■ **Stated problem**:
Print the listing below exactly.

■ **Information provided**:
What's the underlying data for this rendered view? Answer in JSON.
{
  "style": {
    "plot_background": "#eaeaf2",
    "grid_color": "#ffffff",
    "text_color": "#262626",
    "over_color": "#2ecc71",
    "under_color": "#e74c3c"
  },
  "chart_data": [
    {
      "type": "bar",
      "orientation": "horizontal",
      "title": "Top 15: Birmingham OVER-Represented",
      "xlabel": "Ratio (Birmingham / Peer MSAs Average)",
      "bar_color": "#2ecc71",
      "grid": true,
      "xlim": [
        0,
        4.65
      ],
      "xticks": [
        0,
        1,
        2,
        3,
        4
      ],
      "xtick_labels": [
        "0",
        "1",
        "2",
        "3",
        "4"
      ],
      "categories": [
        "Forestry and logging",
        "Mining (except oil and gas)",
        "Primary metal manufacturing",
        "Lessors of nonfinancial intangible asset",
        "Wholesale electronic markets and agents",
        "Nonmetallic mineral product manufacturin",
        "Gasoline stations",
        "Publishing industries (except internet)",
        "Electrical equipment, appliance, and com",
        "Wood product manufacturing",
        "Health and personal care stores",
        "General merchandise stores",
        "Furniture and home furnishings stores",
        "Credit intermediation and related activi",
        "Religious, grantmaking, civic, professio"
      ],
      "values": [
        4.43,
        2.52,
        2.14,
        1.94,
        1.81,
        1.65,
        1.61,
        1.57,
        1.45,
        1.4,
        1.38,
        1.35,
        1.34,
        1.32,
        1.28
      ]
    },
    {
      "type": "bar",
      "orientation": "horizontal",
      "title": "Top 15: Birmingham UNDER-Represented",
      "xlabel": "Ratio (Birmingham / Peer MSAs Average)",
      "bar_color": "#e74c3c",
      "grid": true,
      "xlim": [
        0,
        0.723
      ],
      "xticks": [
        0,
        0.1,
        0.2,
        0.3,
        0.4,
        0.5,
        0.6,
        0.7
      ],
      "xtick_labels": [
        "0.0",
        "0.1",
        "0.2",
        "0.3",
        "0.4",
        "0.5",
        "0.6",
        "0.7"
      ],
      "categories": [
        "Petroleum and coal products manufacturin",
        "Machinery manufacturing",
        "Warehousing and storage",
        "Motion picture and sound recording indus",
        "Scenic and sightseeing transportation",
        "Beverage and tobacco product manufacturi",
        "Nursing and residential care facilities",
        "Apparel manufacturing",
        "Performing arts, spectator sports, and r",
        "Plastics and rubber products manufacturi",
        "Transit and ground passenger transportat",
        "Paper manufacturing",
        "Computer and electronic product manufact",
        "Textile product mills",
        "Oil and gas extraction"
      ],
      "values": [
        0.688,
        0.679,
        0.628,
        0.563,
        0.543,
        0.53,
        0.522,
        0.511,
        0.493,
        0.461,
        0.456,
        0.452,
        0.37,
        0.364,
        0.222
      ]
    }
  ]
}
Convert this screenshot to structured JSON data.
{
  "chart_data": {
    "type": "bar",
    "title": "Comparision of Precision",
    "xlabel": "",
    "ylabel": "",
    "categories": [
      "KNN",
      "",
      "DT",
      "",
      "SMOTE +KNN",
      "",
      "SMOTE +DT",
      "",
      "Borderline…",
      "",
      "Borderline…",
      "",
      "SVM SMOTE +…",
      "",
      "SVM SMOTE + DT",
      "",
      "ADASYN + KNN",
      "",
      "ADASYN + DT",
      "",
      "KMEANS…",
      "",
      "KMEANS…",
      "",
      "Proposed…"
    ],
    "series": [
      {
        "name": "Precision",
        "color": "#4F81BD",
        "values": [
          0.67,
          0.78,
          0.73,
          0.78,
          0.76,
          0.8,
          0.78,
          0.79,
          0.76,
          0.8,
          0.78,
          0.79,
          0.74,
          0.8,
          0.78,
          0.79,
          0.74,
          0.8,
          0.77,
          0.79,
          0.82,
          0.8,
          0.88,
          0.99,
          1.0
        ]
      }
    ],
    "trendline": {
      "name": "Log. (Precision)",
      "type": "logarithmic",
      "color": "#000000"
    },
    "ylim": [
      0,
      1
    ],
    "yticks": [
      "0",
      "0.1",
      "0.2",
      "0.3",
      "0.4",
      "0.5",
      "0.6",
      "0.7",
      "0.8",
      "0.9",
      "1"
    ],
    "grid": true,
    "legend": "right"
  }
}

■ **Answer to the task**:
What's the underlying data for this rendered view? Answer in JSON.
{
  "style": {
    "plot_background": "#eaeaf2",
    "grid_color": "#ffffff",
    "text_color": "#262626",
    "over_color": "#2ecc71",
    "under_color": "#e74c3c"
  },
  "chart_data": [
    {
      "type": "bar",
      "orientation": "horizontal",
      "title": "Top 15: Birmingham OVER-Represented",
      "xlabel": "Ratio (Birmingham / Peer MSAs Average)",
      "bar_color": "#2ecc71",
      "grid": true,
      "xlim": [
        0,
        4.65
      ],
      "xticks": [
        0,
        1,
        2,
        3,
        4
      ],
      "xtick_labels": [
        "0",
        "1",
        "2",
        "3",
        "4"
      ],
      "categories": [
        "Forestry and logging",
        "Mining (except oil and gas)",
        "Primary metal manufacturing",
        "Lessors of nonfinancial intangible asset",
        "Wholesale electronic markets and agents",
        "Nonmetallic mineral product manufacturin",
        "Gasoline stations",
        "Publishing industries (except internet)",
        "Electrical equipment, appliance, and com",
        "Wood product manufacturing",
        "Health and personal care stores",
        "General merchandise stores",
        "Furniture and home furnishings stores",
        "Credit intermediation and related activi",
        "Religious, grantmaking, civic, professio"
      ],
      "values": [
        4.43,
        2.52,
        2.14,
        1.94,
        1.81,
        1.65,
        1.61,
        1.57,
        1.45,
        1.4,
        1.38,
        1.35,
        1.34,
        1.32,
        1.28
      ]
    },
    {
      "type": "bar",
      "orientation": "horizontal",
      "title": "Top 15: Birmingham UNDER-Represented",
      "xlabel": "Ratio (Birmingham / Peer MSAs Average)",
      "bar_color": "#e74c3c",
      "grid": true,
      "xlim": [
        0,
        0.723
      ],
      "xticks": [
        0,
        0.1,
        0.2,
        0.3,
        0.4,
        0.5,
        0.6,
        0.7
      ],
      "xtick_labels": [
        "0.0",
        "0.1",
        "0.2",
        "0.3",
        "0.4",
        "0.5",
        "0.6",
        "0.7"
      ],
      "categories": [
        "Petroleum and coal products manufacturin",
        "Machinery manufacturing",
        "Warehousing and storage",
        "Motion picture and sound recording indus",
        "Scenic and sightseeing transportation",
        "Beverage and tobacco product manufacturi",
        "Nursing and residential care facilities",
        "Apparel manufacturing",
        "Performing arts, spectator sports, and r",
        "Plastics and rubber products manufacturi",
        "Transit and ground passenger transportat",
        "Paper manufacturing",
        "Computer and electronic product manufact",
        "Textile product mills",
        "Oil and gas extraction"
      ],
      "values": [
        0.688,
        0.679,
        0.628,
        0.563,
        0.543,
        0.53,
        0.522,
        0.511,
        0.493,
        0.461,
        0.456,
        0.452,
        0.37,
        0.364,
        0.222
      ]
    }
  ]
}
Convert this screenshot to structured JSON data.
{
  "chart_data": {
    "type": "bar",
    "title": "Comparision of Precision",
    "xlabel": "",
    "ylabel": "",
    "categories": [
      "KNN",
      "",
      "DT",
      "",
      "SMOTE +KNN",
      "",
      "SMOTE +DT",
      "",
      "Borderline…",
      "",
      "Borderline…",
      "",
      "SVM SMOTE +…",
      "",
      "SVM SMOTE + DT",
      "",
      "ADASYN + KNN",
      "",
      "ADASYN + DT",
      "",
      "KMEANS…",
      "",
      "KMEANS…",
      "",
      "Proposed…"
    ],
    "series": [
      {
        "name": "Precision",
        "color": "#4F81BD",
        "values": [
          0.67,
          0.78,
          0.73,
          0.78,
          0.76,
          0.8,
          0.78,
          0.79,
          0.76,
          0.8,
          0.78,
          0.79,
          0.74,
          0.8,
          0.78,
          0.79,
          0.74,
          0.8,
          0.77,
          0.79,
          0.82,
          0.8,
          0.88,
          0.99,
          1.0
        ]
      }
    ],
    "trendline": {
      "name": "Log. (Precision)",
      "type": "logarithmic",
      "color": "#000000"
    },
    "ylim": [
      0,
      1
    ],
    "yticks": [
      "0",
      "0.1",
      "0.2",
      "0.3",
      "0.4",
      "0.5",
      "0.6",
      "0.7",
      "0.8",
      "0.9",
      "1"
    ],
    "grid": true,
    "legend": "right"
  }
}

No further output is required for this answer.